# [DOCUMENT SEGMENT]
◇ ◇ ◇

FIGHT is not a bad word
by Calvina Nguyen and Janet Rogers
The sun breaks through the early morning mist, promising a new day and illuminating the fragrant pyramids of spices Samadini is measuring as she prepares to cook some of her favorite dishes. Goats have nestled on some still-warm ashes from last night’s fire, while a hen gathers her brood of chicks under her wing. The morning air is still chilly in the open courtyard behind the simple mud house where Samadini lives with her mother, father, three-year-old daughter, and her unmarried sisters.
Samadini takes each ingredient one by one, just as her mother and grandmother did before her, as she begins to reflect on her life’s journey.
Duck is cut into small pieces and marinated in masala. Onions are finely chopped and sautéed in mustard oil in her kadai, a traditional cooking pot. Garlic and ginger are pulverised before being added to the bubbling aromatic golden curry. The clay stove, made and used in India for centuries, is fueled with discarded stalks from the latest crops harvested by Samadini’s father.
Nothing is wasted here; there is a use for everything. Leftover oil from cooking is poured into a bottle—the little that spills outside the bottle, taken by Samadini and rubbed into her long dark hair.
Before we married, my husband was in love with someone else. I used to be their messenger and carried their love letters to one another. Instead of her, though, he had to marry me.
Samadini is the oldest of five daughters. With seven mouths to feed, her father’s meager income as a field laborer was not enough to feed the family through the year. Her family found the best solution they could think of to alleviate their financial pressure: Samadini was sent off to marriage at the young age of 13. Looking down, she reflects, “Before we married, my husband was in love with someone else. I used to be their messenger carrying their love letters to one another. Instead of her, though, he had to marry me.”
Their relationship was strained from the start. Her husband was not educated, and his parents pressured her to stop school, as it is not socially acceptable for a wife to be more educated than her husband. “I know this is not a good quality to have,” she admits, “but whenever I feel that something is not fair, I protest!” Instead of quelching her education, her natural fighting spirit inspired her to work even harder—and soon her grades soared; she went on to finish high school at the top of her class. Seeds of possibility were planted in her and her eyes opened. She started to think about what she was capable of, and dreams started taking shape beyond the perceived boundaries of her life.
As she continues her story, her daughter Sindhu comes in, crying and upset. Samadini scoops her up in her arms and soothes her with kisses and soft whispers. She proceeds while holding her daughter close to her…
I finally ran away, because I could not live where I was not respected.
Living with her husband and in-laws was never easy. She was mistreated in both actions and words. Though Samadini refrains from delving into the details, her story is punctuated with pauses and there is a tension that now runs through her voice as she decides how much to tell. “I finally ran away, because I could not live where I was not respected, “she confides. “I took my daughter and ran to a friend who took me in for a while.” To this day, Samadini has never revealed the identity of her friend for fear that her husband’s family will press charges.

◇ ◇ ◇

A block of data
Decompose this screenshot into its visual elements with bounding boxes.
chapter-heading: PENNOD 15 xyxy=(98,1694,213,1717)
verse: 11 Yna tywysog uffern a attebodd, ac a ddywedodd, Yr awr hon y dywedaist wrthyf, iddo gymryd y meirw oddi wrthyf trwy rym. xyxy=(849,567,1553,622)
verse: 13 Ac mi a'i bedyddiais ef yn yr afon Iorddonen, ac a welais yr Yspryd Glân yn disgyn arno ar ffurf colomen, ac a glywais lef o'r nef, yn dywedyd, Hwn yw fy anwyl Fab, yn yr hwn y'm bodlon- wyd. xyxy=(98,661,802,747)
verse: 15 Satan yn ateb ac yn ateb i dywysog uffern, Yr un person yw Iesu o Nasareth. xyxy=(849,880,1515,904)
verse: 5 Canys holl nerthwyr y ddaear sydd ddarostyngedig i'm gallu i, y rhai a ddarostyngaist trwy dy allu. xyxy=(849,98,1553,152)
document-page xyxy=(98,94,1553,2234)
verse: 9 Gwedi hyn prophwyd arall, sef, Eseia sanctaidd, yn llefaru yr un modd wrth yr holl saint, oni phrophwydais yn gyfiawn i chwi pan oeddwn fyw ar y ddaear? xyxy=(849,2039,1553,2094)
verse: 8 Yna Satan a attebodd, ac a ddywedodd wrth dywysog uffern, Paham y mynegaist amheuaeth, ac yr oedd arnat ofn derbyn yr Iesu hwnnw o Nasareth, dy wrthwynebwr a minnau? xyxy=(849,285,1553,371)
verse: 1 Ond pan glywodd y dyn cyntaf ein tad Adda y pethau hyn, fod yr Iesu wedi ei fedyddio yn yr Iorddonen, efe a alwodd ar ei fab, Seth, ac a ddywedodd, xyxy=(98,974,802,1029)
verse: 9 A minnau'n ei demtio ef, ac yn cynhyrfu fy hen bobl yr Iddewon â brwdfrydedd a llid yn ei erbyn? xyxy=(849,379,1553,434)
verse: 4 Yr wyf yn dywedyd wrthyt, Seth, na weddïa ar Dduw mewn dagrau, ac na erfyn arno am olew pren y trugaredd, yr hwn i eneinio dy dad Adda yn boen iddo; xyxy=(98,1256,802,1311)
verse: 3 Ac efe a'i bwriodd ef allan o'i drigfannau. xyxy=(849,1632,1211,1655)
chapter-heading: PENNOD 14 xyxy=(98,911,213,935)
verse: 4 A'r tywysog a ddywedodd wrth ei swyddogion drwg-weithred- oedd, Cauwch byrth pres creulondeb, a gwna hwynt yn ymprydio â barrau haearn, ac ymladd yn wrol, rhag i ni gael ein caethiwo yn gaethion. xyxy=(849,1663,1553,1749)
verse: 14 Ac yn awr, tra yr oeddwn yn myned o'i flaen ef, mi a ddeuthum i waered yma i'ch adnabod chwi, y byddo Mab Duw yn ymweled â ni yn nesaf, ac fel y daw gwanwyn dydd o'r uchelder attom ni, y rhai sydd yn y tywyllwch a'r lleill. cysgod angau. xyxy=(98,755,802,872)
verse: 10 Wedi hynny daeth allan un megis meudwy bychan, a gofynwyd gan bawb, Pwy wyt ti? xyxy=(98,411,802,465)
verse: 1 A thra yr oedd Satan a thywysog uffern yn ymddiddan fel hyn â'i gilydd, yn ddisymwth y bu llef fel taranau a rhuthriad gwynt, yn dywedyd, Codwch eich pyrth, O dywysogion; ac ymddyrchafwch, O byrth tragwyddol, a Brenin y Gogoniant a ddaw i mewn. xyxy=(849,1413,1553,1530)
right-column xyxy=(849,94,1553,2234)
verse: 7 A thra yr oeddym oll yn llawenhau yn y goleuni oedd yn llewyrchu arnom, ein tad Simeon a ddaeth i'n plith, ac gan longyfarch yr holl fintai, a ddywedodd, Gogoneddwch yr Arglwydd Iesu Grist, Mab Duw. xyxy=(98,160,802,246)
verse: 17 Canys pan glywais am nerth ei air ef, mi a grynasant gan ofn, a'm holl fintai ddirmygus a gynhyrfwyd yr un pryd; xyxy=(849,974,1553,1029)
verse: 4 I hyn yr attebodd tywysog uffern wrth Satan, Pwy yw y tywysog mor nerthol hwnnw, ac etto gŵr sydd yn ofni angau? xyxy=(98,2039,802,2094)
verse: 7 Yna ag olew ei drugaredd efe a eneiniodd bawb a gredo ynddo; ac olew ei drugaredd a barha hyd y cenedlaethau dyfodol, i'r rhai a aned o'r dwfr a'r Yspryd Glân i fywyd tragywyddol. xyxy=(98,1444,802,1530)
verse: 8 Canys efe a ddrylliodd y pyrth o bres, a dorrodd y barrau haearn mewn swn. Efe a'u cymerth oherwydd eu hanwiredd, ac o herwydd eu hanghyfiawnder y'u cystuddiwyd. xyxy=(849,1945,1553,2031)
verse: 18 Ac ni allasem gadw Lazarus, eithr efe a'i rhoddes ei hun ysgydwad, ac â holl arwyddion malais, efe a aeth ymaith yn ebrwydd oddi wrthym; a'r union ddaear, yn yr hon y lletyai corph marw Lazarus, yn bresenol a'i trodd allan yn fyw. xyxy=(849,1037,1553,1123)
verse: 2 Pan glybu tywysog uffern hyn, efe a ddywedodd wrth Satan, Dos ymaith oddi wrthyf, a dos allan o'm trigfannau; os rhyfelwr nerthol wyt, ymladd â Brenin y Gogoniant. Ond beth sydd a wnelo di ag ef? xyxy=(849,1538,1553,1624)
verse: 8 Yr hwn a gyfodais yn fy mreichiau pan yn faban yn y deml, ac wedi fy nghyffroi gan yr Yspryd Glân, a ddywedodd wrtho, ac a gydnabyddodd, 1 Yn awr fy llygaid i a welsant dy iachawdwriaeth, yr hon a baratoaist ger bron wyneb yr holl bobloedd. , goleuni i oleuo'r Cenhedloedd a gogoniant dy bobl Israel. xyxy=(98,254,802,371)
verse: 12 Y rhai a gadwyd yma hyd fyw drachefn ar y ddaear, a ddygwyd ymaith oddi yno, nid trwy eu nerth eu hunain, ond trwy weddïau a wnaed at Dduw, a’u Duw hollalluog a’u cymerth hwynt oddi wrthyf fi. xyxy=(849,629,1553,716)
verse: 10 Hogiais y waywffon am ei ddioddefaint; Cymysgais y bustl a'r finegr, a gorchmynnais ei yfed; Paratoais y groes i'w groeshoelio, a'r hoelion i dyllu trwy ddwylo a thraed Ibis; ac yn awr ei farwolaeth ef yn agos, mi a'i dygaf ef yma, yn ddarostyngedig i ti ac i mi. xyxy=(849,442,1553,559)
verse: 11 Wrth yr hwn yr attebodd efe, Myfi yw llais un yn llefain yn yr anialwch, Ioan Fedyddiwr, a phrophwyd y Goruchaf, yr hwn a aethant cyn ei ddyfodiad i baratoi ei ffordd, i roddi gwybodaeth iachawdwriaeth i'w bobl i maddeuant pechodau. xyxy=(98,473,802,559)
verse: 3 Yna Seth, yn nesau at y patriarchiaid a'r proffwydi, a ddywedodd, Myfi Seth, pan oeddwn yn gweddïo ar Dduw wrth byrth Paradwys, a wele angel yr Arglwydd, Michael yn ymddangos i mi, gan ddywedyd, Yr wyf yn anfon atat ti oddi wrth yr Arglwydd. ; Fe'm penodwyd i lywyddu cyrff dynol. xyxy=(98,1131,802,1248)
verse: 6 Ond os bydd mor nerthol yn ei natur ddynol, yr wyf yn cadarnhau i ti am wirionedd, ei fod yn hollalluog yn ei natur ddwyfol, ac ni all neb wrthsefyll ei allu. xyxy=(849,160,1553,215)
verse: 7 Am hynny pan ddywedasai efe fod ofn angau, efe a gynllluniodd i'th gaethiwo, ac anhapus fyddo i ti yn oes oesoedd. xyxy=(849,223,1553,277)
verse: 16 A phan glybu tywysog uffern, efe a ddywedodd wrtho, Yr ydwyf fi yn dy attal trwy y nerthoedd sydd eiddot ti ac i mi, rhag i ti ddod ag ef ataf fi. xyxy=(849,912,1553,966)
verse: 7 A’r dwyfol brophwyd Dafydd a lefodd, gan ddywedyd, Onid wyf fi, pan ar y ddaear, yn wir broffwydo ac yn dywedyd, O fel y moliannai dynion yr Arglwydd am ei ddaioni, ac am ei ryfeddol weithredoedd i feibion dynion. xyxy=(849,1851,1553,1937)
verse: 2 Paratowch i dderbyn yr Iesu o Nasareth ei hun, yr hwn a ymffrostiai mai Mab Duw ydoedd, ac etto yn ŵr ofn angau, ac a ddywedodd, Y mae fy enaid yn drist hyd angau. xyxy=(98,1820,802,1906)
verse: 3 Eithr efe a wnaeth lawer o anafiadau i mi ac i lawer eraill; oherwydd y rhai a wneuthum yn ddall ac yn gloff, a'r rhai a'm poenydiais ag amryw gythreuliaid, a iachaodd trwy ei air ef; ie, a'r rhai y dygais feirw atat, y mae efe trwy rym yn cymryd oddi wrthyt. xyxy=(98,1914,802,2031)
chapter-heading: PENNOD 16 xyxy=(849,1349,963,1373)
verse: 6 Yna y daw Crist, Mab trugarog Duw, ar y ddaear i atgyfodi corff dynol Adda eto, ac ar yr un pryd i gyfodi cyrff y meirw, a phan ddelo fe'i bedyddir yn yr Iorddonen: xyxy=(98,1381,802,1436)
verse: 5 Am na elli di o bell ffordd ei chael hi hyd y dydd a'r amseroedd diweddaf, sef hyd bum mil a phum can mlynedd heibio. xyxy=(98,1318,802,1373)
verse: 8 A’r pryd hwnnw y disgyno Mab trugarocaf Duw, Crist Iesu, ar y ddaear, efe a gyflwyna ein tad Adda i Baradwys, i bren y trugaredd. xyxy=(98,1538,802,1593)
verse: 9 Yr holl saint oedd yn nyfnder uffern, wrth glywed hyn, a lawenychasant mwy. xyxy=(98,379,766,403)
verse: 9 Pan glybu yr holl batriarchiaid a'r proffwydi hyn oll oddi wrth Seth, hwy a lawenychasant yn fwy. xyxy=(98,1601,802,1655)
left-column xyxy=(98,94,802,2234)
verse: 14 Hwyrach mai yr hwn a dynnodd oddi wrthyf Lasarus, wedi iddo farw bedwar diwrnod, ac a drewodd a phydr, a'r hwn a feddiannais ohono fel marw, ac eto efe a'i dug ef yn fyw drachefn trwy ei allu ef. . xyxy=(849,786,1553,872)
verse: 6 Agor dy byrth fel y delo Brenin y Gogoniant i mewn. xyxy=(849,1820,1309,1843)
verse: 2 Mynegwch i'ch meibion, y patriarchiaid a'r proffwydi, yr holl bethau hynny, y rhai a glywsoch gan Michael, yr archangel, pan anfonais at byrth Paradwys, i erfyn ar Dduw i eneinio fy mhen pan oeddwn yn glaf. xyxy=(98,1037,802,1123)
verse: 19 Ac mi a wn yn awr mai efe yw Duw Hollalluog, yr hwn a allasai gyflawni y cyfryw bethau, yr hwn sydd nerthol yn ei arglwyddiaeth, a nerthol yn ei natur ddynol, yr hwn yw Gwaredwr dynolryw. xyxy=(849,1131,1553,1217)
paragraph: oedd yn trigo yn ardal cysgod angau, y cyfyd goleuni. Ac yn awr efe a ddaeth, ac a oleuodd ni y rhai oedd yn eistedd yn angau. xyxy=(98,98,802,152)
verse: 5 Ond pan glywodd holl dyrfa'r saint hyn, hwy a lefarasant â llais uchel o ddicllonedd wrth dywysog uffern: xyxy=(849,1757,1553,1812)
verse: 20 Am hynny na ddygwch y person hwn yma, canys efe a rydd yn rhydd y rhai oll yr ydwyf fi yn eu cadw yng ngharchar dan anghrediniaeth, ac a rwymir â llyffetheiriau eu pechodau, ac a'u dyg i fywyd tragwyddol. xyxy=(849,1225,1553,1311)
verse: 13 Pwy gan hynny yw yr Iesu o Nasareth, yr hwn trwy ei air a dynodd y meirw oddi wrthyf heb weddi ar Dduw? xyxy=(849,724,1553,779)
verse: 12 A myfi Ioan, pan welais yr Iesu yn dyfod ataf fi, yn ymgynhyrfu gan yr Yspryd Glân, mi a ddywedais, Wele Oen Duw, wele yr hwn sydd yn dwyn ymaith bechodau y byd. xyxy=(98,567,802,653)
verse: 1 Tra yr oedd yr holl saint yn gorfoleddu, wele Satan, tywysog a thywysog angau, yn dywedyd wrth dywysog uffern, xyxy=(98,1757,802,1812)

◇ ◇ ◇

# [EXERCISE AIM]
Reproduce the passage of the story about Samadini from "Nothing is wasted" up to and including "long dark hair.".

# [WRITTEN SOLUTION]
Nothing is wasted here; there is a use for everything. Leftover oil from cooking is poured into a bottle—the little that spills outside the bottle, taken by Samadini and rubbed into her long dark hair.